### [WHAT YOU ARE ASKED TO DO]
Transcribe every line of the listing below without any deviation.

──────────────────────────────

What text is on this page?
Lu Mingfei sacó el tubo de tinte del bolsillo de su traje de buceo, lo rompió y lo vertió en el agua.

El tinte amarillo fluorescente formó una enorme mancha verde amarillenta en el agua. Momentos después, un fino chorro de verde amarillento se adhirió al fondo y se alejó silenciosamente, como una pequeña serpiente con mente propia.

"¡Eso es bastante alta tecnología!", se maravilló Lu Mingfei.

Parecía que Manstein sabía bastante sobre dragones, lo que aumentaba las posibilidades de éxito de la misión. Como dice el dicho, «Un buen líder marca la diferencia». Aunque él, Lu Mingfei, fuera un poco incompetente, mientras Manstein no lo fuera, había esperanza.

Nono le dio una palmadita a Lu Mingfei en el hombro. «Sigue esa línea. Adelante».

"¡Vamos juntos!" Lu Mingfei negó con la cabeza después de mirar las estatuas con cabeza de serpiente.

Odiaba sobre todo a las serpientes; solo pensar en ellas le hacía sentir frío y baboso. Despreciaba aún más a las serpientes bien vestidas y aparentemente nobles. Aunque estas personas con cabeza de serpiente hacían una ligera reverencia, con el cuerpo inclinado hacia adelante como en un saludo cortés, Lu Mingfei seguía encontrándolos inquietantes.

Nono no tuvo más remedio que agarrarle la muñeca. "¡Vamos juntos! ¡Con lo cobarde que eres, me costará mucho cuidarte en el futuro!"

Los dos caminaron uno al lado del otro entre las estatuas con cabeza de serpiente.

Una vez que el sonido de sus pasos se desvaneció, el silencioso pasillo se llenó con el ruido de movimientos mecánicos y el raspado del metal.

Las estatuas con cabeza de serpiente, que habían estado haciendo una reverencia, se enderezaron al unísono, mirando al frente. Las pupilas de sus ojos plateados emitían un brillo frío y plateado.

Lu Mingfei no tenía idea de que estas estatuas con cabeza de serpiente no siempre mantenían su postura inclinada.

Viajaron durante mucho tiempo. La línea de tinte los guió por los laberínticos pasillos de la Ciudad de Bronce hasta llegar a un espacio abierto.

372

──────────────────────────────

### [SOLVED PROBLEM]
What text is on this page?
Lu Mingfei sacó el tubo de tinte del bolsillo de su traje de buceo, lo rompió y lo vertió en el agua.

El tinte amarillo fluorescente formó una enorme mancha verde amarillenta en el agua. Momentos después, un fino chorro de verde amarillento se adhirió al fondo y se alejó silenciosamente, como una pequeña serpiente con mente propia.

"¡Eso es bastante alta tecnología!", se maravilló Lu Mingfei.

Parecía que Manstein sabía bastante sobre dragones, lo que aumentaba las posibilidades de éxito de la misión. Como dice el dicho, «Un buen líder marca la diferencia». Aunque él, Lu Mingfei, fuera un poco incompetente, mientras Manstein no lo fuera, había esperanza.

Nono le dio una palmadita a Lu Mingfei en el hombro. «Sigue esa línea. Adelante».

"¡Vamos juntos!" Lu Mingfei negó con la cabeza después de mirar las estatuas con cabeza de serpiente.

Odiaba sobre todo a las serpientes; solo pensar en ellas le hacía sentir frío y baboso. Despreciaba aún más a las serpientes bien vestidas y aparentemente nobles. Aunque estas personas con cabeza de serpiente hacían una ligera reverencia, con el cuerpo inclinado hacia adelante como en un saludo cortés, Lu Mingfei seguía encontrándolos inquietantes.

Nono no tuvo más remedio que agarrarle la muñeca. "¡Vamos juntos! ¡Con lo cobarde que eres, me costará mucho cuidarte en el futuro!"

Los dos caminaron uno al lado del otro entre las estatuas con cabeza de serpiente.

Una vez que el sonido de sus pasos se desvaneció, el silencioso pasillo se llenó con el ruido de movimientos mecánicos y el raspado del metal.

Las estatuas con cabeza de serpiente, que habían estado haciendo una reverencia, se enderezaron al unísono, mirando al frente. Las pupilas de sus ojos plateados emitían un brillo frío y plateado.

Lu Mingfei no tenía idea de que estas estatuas con cabeza de serpiente no siempre mantenían su postura inclinada.

Viajaron durante mucho tiempo. La línea de tinte los guió por los laberínticos pasillos de la Ciudad de Bronce hasta llegar a un espacio abierto.

372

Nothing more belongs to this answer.